→ REQUEST
Without changing a character, return the entries, but not the images they hold.

→ RECORDS PROVIDED
* Begin *
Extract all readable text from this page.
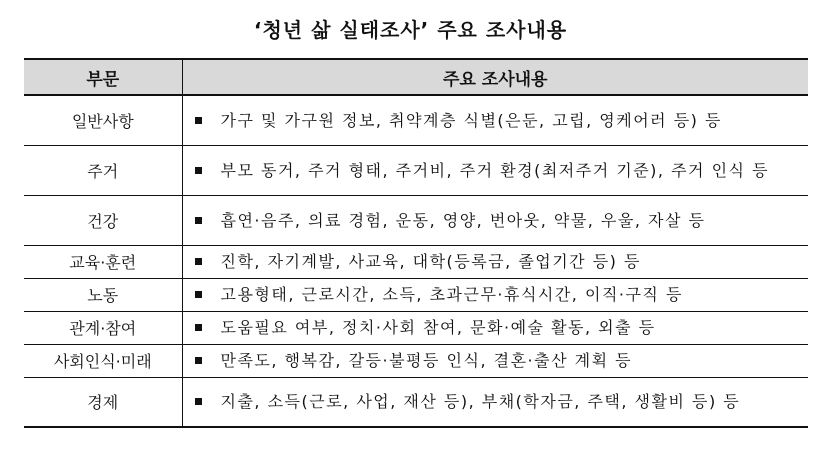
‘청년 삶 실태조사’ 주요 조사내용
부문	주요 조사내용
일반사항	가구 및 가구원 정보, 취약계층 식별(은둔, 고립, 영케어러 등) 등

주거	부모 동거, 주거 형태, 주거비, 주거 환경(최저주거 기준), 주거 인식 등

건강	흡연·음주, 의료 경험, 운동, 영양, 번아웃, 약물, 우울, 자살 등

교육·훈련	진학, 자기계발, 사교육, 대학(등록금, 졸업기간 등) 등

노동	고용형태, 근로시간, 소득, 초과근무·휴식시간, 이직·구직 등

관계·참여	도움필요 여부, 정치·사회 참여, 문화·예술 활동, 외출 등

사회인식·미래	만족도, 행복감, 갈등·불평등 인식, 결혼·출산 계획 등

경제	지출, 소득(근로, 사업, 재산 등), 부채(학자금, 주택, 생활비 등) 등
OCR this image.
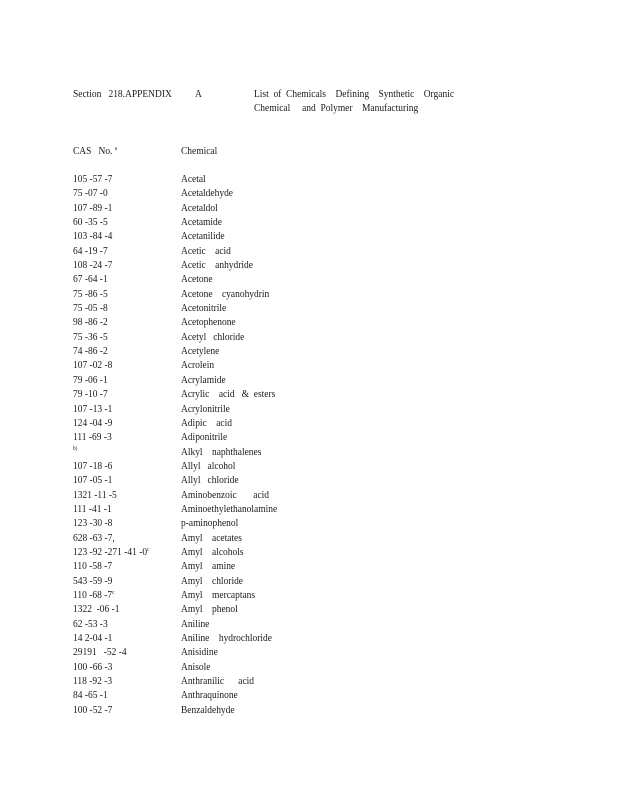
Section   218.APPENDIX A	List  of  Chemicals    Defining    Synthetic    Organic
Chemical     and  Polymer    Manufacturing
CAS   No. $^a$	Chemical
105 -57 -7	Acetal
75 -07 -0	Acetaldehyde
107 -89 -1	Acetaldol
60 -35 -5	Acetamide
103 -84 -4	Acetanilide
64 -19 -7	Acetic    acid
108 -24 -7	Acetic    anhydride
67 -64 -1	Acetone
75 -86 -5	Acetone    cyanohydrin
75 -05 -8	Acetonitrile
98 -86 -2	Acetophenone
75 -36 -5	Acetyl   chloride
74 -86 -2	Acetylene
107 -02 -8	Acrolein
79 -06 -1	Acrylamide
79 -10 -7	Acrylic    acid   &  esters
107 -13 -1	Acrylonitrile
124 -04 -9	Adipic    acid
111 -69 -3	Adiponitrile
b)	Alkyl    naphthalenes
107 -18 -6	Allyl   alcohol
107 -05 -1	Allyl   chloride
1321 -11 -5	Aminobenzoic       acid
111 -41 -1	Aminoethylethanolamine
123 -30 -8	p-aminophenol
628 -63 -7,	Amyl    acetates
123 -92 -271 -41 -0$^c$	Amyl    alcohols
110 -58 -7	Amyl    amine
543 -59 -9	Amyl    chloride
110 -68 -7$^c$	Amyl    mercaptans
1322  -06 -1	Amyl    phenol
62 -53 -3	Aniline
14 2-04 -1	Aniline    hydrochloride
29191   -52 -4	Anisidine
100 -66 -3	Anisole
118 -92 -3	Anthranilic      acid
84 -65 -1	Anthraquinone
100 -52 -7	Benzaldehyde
* End *
→ ANSWER TO THE PROBLEM
Extract all readable text from this page.
‘청년 삶 실태조사’ 주요 조사내용
부문	주요 조사내용
일반사항	가구 및 가구원 정보, 취약계층 식별(은둔, 고립, 영케어러 등) 등

주거	부모 동거, 주거 형태, 주거비, 주거 환경(최저주거 기준), 주거 인식 등

건강	흡연·음주, 의료 경험, 운동, 영양, 번아웃, 약물, 우울, 자살 등

교육·훈련	진학, 자기계발, 사교육, 대학(등록금, 졸업기간 등) 등

노동	고용형태, 근로시간, 소득, 초과근무·휴식시간, 이직·구직 등

관계·참여	도움필요 여부, 정치·사회 참여, 문화·예술 활동, 외출 등

사회인식·미래	만족도, 행복감, 갈등·불평등 인식, 결혼·출산 계획 등

경제	지출, 소득(근로, 사업, 재산 등), 부채(학자금, 주택, 생활비 등) 등
OCR this image.
Section   218.APPENDIX A	List  of  Chemicals    Defining    Synthetic    Organic
Chemical     and  Polymer    Manufacturing
CAS   No. $^a$	Chemical
105 -57 -7	Acetal
75 -07 -0	Acetaldehyde
107 -89 -1	Acetaldol
60 -35 -5	Acetamide
103 -84 -4	Acetanilide
64 -19 -7	Acetic    acid
108 -24 -7	Acetic    anhydride
67 -64 -1	Acetone
75 -86 -5	Acetone    cyanohydrin
75 -05 -8	Acetonitrile
98 -86 -2	Acetophenone
75 -36 -5	Acetyl   chloride
74 -86 -2	Acetylene
107 -02 -8	Acrolein
79 -06 -1	Acrylamide
79 -10 -7	Acrylic    acid   &  esters
107 -13 -1	Acrylonitrile
124 -04 -9	Adipic    acid
111 -69 -3	Adiponitrile
b)	Alkyl    naphthalenes
107 -18 -6	Allyl   alcohol
107 -05 -1	Allyl   chloride
1321 -11 -5	Aminobenzoic       acid
111 -41 -1	Aminoethylethanolamine
123 -30 -8	p-aminophenol
628 -63 -7,	Amyl    acetates
123 -92 -271 -41 -0$^c$	Amyl    alcohols
110 -58 -7	Amyl    amine
543 -59 -9	Amyl    chloride
110 -68 -7$^c$	Amyl    mercaptans
1322  -06 -1	Amyl    phenol
62 -53 -3	Aniline
14 2-04 -1	Aniline    hydrochloride
29191   -52 -4	Anisidine
100 -66 -3	Anisole
118 -92 -3	Anthranilic      acid
84 -65 -1	Anthraquinone
100 -52 -7	Benzaldehyde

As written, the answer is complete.